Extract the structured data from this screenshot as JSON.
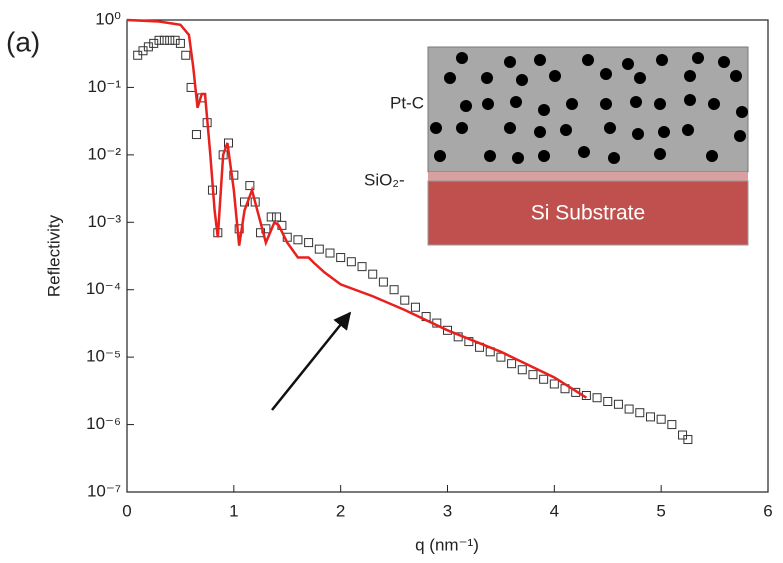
{
  "chart_data": {
    "type": "scatter-line",
    "panel_label": "(a)",
    "xlabel": "q (nm⁻¹)",
    "ylabel": "Reflectivity",
    "xlim": [
      0,
      6
    ],
    "xticks": [
      0,
      1,
      2,
      3,
      4,
      5,
      6
    ],
    "ylim": [
      1e-07,
      1
    ],
    "yscale": "log",
    "yticks": [
      {
        "value": 1e-07,
        "label": "10⁻⁷"
      },
      {
        "value": 1e-06,
        "label": "10⁻⁶"
      },
      {
        "value": 1e-05,
        "label": "10⁻⁵"
      },
      {
        "value": 0.0001,
        "label": "10⁻⁴"
      },
      {
        "value": 0.001,
        "label": "10⁻³"
      },
      {
        "value": 0.01,
        "label": "10⁻²"
      },
      {
        "value": 0.1,
        "label": "10⁻¹"
      },
      {
        "value": 1,
        "label": "10⁰"
      }
    ],
    "series": [
      {
        "marker": "square",
        "color": "#333333",
        "x": [
          0.1,
          0.15,
          0.2,
          0.25,
          0.3,
          0.35,
          0.4,
          0.45,
          0.5,
          0.55,
          0.6,
          0.65,
          0.7,
          0.75,
          0.8,
          0.85,
          0.9,
          0.95,
          1.0,
          1.05,
          1.1,
          1.15,
          1.2,
          1.25,
          1.3,
          1.35,
          1.4,
          1.45,
          1.5,
          1.6,
          1.7,
          1.8,
          1.9,
          2.0,
          2.1,
          2.2,
          2.3,
          2.4,
          2.5,
          2.6,
          2.7,
          2.8,
          2.9,
          3.0,
          3.1,
          3.2,
          3.3,
          3.4,
          3.5,
          3.6,
          3.7,
          3.8,
          3.9,
          4.0,
          4.1,
          4.2,
          4.3,
          4.4,
          4.5,
          4.6,
          4.7,
          4.8,
          4.9,
          5.0,
          5.1,
          5.2,
          5.25
        ],
        "values": [
          0.3,
          0.35,
          0.4,
          0.45,
          0.5,
          0.5,
          0.5,
          0.5,
          0.45,
          0.3,
          0.1,
          0.02,
          0.07,
          0.03,
          0.003,
          0.0007,
          0.01,
          0.015,
          0.005,
          0.0008,
          0.002,
          0.0035,
          0.002,
          0.0007,
          0.0008,
          0.0012,
          0.0012,
          0.0009,
          0.0006,
          0.00055,
          0.0005,
          0.0004,
          0.00035,
          0.0003,
          0.00026,
          0.00022,
          0.00017,
          0.00013,
          0.0001,
          7e-05,
          5.5e-05,
          4e-05,
          3.2e-05,
          2.5e-05,
          2e-05,
          1.7e-05,
          1.4e-05,
          1.2e-05,
          1e-05,
          8e-06,
          6.5e-06,
          5.5e-06,
          4.7e-06,
          4e-06,
          3.4e-06,
          3e-06,
          2.7e-06,
          2.5e-06,
          2.2e-06,
          2e-06,
          1.7e-06,
          1.5e-06,
          1.3e-06,
          1.2e-06,
          1e-06,
          7e-07,
          6e-07
        ]
      },
      {
        "marker": "line",
        "color": "#e8201e",
        "x": [
          0,
          0.3,
          0.5,
          0.58,
          0.62,
          0.66,
          0.7,
          0.73,
          0.78,
          0.82,
          0.85,
          0.9,
          0.94,
          1.0,
          1.05,
          1.1,
          1.17,
          1.22,
          1.3,
          1.38,
          1.42,
          1.5,
          1.6,
          1.7,
          1.75,
          1.85,
          2.0,
          2.3,
          2.6,
          3.0,
          3.5,
          4.0,
          4.3
        ],
        "values": [
          1,
          0.95,
          0.85,
          0.6,
          0.2,
          0.05,
          0.08,
          0.08,
          0.01,
          0.0015,
          0.0006,
          0.01,
          0.015,
          0.003,
          0.00045,
          0.0015,
          0.003,
          0.0015,
          0.0005,
          0.001,
          0.0009,
          0.0005,
          0.0003,
          0.0003,
          0.00025,
          0.00018,
          0.00012,
          8e-05,
          5e-05,
          2.5e-05,
          1.2e-05,
          5e-06,
          2.5e-06
        ]
      }
    ],
    "inset": {
      "layer_top": "Pt-C",
      "layer_middle": "SiO₂-",
      "layer_bottom": "Si Substrate"
    }
  }
}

--------------------------------

## Written exercise:
Reproduce every record word for word. The copy must contain no pictures.

## Exercise result:
Extract the structured data from this screenshot as JSON.
{
  "chart_data": {
    "type": "scatter-line",
    "panel_label": "(a)",
    "xlabel": "q (nm⁻¹)",
    "ylabel": "Reflectivity",
    "xlim": [
      0,
      6
    ],
    "xticks": [
      0,
      1,
      2,
      3,
      4,
      5,
      6
    ],
    "ylim": [
      1e-07,
      1
    ],
    "yscale": "log",
    "yticks": [
      {
        "value": 1e-07,
        "label": "10⁻⁷"
      },
      {
        "value": 1e-06,
        "label": "10⁻⁶"
      },
      {
        "value": 1e-05,
        "label": "10⁻⁵"
      },
      {
        "value": 0.0001,
        "label": "10⁻⁴"
      },
      {
        "value": 0.001,
        "label": "10⁻³"
      },
      {
        "value": 0.01,
        "label": "10⁻²"
      },
      {
        "value": 0.1,
        "label": "10⁻¹"
      },
      {
        "value": 1,
        "label": "10⁰"
      }
    ],
    "series": [
      {
        "marker": "square",
        "color": "#333333",
        "x": [
          0.1,
          0.15,
          0.2,
          0.25,
          0.3,
          0.35,
          0.4,
          0.45,
          0.5,
          0.55,
          0.6,
          0.65,
          0.7,
          0.75,
          0.8,
          0.85,
          0.9,
          0.95,
          1.0,
          1.05,
          1.1,
          1.15,
          1.2,
          1.25,
          1.3,
          1.35,
          1.4,
          1.45,
          1.5,
          1.6,
          1.7,
          1.8,
          1.9,
          2.0,
          2.1,
          2.2,
          2.3,
          2.4,
          2.5,
          2.6,
          2.7,
          2.8,
          2.9,
          3.0,
          3.1,
          3.2,
          3.3,
          3.4,
          3.5,
          3.6,
          3.7,
          3.8,
          3.9,
          4.0,
          4.1,
          4.2,
          4.3,
          4.4,
          4.5,
          4.6,
          4.7,
          4.8,
          4.9,
          5.0,
          5.1,
          5.2,
          5.25
        ],
        "values": [
          0.3,
          0.35,
          0.4,
          0.45,
          0.5,
          0.5,
          0.5,
          0.5,
          0.45,
          0.3,
          0.1,
          0.02,
          0.07,
          0.03,
          0.003,
          0.0007,
          0.01,
          0.015,
          0.005,
          0.0008,
          0.002,
          0.0035,
          0.002,
          0.0007,
          0.0008,
          0.0012,
          0.0012,
          0.0009,
          0.0006,
          0.00055,
          0.0005,
          0.0004,
          0.00035,
          0.0003,
          0.00026,
          0.00022,
          0.00017,
          0.00013,
          0.0001,
          7e-05,
          5.5e-05,
          4e-05,
          3.2e-05,
          2.5e-05,
          2e-05,
          1.7e-05,
          1.4e-05,
          1.2e-05,
          1e-05,
          8e-06,
          6.5e-06,
          5.5e-06,
          4.7e-06,
          4e-06,
          3.4e-06,
          3e-06,
          2.7e-06,
          2.5e-06,
          2.2e-06,
          2e-06,
          1.7e-06,
          1.5e-06,
          1.3e-06,
          1.2e-06,
          1e-06,
          7e-07,
          6e-07
        ]
      },
      {
        "marker": "line",
        "color": "#e8201e",
        "x": [
          0,
          0.3,
          0.5,
          0.58,
          0.62,
          0.66,
          0.7,
          0.73,
          0.78,
          0.82,
          0.85,
          0.9,
          0.94,
          1.0,
          1.05,
          1.1,
          1.17,
          1.22,
          1.3,
          1.38,
          1.42,
          1.5,
          1.6,
          1.7,
          1.75,
          1.85,
          2.0,
          2.3,
          2.6,
          3.0,
          3.5,
          4.0,
          4.3
        ],
        "values": [
          1,
          0.95,
          0.85,
          0.6,
          0.2,
          0.05,
          0.08,
          0.08,
          0.01,
          0.0015,
          0.0006,
          0.01,
          0.015,
          0.003,
          0.00045,
          0.0015,
          0.003,
          0.0015,
          0.0005,
          0.001,
          0.0009,
          0.0005,
          0.0003,
          0.0003,
          0.00025,
          0.00018,
          0.00012,
          8e-05,
          5e-05,
          2.5e-05,
          1.2e-05,
          5e-06,
          2.5e-06
        ]
      }
    ],
    "inset": {
      "layer_top": "Pt-C",
      "layer_middle": "SiO₂-",
      "layer_bottom": "Si Substrate"
    }
  }
}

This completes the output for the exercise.